Extracted records

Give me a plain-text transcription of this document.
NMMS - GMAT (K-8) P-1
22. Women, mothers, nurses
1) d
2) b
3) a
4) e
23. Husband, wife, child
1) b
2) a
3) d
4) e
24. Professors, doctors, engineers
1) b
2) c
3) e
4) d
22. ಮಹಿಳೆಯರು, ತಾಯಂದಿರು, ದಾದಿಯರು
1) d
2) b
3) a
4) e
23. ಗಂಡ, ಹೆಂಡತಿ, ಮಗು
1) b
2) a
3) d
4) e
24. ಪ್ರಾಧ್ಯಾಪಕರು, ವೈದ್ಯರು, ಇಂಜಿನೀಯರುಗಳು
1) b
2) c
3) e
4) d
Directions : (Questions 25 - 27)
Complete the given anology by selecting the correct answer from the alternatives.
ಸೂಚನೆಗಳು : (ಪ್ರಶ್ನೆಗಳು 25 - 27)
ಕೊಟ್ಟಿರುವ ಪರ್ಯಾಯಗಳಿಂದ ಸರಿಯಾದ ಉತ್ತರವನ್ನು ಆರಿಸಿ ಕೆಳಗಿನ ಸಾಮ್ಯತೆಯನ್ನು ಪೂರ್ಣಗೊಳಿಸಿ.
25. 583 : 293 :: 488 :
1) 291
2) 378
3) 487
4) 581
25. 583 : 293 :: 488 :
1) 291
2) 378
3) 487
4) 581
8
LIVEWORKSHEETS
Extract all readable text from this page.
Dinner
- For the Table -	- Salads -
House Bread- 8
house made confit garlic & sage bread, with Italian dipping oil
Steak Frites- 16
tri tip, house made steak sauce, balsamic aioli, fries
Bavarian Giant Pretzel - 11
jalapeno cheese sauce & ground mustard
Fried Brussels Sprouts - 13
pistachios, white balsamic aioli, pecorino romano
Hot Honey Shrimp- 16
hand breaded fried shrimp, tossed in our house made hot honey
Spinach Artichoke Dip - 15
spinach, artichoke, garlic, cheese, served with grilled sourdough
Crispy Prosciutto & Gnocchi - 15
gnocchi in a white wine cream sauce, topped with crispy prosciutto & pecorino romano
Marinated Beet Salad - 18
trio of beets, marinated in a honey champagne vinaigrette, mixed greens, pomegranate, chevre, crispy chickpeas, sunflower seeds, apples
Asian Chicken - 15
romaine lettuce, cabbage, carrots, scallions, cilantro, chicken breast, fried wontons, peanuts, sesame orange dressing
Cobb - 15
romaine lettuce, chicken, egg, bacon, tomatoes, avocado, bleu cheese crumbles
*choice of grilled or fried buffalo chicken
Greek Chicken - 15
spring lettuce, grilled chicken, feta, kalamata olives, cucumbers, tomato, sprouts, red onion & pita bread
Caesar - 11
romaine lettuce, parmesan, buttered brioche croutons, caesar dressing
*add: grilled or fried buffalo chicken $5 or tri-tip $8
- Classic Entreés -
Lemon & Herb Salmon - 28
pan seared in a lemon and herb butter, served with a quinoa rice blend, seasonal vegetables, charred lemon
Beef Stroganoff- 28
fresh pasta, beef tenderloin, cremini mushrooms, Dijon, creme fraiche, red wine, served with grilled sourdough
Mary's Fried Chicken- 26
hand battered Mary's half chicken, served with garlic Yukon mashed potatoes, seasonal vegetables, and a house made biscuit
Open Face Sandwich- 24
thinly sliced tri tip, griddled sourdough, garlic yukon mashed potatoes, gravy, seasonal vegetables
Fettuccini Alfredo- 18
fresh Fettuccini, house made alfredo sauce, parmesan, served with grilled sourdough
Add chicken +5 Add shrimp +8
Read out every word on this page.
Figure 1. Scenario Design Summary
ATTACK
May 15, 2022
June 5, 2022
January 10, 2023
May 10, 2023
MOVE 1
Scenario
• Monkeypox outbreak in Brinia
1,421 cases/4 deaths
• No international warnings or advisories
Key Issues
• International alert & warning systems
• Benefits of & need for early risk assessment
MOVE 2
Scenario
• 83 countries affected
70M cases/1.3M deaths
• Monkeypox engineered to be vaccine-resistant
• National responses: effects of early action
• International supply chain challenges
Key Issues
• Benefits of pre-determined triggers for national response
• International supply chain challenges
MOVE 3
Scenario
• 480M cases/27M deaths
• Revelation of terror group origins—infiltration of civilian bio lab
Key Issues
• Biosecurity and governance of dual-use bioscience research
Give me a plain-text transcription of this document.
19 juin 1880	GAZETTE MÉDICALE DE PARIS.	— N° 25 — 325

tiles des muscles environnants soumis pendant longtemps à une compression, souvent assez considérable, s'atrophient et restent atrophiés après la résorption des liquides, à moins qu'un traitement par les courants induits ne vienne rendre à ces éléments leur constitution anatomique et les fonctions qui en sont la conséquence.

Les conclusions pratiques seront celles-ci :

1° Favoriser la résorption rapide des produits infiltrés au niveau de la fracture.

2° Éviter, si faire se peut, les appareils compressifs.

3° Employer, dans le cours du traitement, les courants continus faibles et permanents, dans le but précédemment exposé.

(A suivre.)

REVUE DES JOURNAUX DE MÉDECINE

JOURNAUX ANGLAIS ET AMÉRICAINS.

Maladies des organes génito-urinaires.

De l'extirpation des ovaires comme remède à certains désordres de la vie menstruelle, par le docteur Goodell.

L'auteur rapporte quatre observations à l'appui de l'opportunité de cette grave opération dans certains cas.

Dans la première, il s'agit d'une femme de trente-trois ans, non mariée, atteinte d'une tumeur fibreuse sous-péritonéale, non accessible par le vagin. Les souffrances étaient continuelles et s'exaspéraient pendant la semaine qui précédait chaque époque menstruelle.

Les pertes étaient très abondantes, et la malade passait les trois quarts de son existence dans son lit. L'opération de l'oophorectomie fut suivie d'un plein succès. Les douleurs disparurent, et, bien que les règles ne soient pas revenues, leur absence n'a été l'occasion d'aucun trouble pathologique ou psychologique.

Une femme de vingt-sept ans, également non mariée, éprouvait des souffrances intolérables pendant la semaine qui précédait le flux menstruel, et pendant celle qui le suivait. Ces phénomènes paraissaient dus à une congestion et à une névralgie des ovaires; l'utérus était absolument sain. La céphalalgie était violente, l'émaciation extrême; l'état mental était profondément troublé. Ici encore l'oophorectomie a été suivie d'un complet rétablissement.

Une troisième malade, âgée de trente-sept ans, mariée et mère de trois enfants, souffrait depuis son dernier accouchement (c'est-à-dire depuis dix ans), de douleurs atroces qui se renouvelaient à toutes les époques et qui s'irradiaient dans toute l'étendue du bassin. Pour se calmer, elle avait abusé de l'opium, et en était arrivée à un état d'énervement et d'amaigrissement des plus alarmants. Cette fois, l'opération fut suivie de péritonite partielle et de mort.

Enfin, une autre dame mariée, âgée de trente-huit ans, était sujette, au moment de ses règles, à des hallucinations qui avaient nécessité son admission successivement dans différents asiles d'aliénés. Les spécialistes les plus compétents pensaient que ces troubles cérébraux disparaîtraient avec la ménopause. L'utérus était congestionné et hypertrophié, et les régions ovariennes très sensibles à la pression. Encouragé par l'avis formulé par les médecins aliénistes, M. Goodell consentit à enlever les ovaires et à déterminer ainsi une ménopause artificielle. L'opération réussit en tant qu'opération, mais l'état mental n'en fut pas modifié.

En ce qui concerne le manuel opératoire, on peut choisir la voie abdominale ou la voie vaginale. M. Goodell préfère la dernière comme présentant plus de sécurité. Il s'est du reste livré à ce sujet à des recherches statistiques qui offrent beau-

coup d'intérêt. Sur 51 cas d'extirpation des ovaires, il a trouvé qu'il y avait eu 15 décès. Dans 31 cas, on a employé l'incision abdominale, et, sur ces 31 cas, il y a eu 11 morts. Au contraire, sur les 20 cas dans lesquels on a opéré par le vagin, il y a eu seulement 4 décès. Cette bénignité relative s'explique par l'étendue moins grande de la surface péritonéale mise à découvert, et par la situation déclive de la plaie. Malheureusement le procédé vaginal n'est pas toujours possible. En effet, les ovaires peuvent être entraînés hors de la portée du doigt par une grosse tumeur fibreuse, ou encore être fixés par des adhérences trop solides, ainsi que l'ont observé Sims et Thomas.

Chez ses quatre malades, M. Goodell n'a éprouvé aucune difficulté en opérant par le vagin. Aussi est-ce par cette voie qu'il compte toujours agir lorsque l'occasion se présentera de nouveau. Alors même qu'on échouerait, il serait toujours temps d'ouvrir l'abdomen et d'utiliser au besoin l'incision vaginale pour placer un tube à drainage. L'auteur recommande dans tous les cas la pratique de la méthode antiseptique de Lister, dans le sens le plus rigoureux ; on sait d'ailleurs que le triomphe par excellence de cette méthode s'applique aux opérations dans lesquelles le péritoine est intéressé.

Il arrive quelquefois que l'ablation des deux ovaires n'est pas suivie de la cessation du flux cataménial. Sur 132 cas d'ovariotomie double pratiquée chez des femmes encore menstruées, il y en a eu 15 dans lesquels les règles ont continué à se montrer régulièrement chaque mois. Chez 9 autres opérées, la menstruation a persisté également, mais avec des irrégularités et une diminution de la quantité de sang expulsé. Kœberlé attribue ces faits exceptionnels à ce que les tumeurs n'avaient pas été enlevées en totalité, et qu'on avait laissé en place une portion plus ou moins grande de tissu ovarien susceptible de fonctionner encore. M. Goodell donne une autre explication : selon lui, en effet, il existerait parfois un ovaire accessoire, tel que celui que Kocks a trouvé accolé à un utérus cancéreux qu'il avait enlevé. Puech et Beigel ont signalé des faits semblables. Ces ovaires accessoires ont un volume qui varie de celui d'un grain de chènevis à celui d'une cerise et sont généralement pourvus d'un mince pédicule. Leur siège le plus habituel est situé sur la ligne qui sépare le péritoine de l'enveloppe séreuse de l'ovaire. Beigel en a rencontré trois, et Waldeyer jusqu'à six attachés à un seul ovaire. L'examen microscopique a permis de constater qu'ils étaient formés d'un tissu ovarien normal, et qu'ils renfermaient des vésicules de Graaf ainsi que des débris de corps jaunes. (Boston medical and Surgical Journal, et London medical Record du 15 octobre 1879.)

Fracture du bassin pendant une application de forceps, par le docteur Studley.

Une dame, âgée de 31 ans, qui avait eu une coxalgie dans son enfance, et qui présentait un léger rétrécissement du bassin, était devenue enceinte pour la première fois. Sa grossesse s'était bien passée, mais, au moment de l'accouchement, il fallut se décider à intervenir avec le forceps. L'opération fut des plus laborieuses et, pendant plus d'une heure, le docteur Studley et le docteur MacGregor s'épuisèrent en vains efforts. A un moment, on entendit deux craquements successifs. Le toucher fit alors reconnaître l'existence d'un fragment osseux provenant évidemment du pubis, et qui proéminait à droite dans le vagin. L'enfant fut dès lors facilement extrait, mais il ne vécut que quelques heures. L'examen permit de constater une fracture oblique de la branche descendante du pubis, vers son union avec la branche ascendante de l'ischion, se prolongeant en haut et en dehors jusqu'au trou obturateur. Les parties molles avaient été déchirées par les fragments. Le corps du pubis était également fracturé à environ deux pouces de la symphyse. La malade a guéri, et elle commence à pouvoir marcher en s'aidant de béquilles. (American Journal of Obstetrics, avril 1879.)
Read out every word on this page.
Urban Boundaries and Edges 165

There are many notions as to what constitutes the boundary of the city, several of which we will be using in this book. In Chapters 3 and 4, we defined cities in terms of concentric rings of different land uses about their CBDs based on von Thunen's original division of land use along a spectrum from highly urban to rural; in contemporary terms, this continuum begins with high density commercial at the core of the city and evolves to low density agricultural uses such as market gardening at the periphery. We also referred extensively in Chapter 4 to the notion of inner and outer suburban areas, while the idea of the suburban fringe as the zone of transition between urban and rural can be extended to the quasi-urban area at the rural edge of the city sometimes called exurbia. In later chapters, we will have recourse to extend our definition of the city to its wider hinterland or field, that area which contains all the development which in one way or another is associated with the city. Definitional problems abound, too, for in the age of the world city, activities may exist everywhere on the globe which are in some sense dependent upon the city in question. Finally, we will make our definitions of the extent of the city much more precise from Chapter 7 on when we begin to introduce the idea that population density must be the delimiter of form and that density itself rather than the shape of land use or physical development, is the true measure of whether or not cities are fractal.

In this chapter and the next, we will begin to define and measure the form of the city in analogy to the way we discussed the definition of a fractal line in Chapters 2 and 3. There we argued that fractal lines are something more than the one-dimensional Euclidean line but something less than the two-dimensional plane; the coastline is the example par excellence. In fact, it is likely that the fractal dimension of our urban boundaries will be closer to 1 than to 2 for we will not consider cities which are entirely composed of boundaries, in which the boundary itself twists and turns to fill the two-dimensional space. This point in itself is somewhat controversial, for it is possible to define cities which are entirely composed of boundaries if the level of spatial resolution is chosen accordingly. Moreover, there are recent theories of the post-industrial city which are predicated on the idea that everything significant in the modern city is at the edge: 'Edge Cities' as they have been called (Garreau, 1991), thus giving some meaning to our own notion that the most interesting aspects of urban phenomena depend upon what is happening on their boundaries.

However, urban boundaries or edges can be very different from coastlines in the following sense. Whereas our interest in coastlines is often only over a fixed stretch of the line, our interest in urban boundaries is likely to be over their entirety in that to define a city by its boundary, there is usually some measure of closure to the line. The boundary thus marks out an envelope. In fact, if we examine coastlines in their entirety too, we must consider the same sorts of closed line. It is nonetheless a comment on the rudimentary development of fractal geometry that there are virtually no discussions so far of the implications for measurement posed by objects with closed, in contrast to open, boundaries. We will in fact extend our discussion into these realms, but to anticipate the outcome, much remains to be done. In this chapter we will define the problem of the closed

> [TO DO]: Find all the lines containing "romaine" in the material, then copy them.

> [WORKED ANSWER]:
romaine lettuce, cabbage, carrots, scallions, cilantro, chicken breast, fried wontons, peanuts, sesame orange dressing
romaine lettuce, chicken, egg, bacon, tomatoes, avocado, bleu cheese crumbles
romaine lettuce, parmesan, buttered brioche croutons, caesar dressing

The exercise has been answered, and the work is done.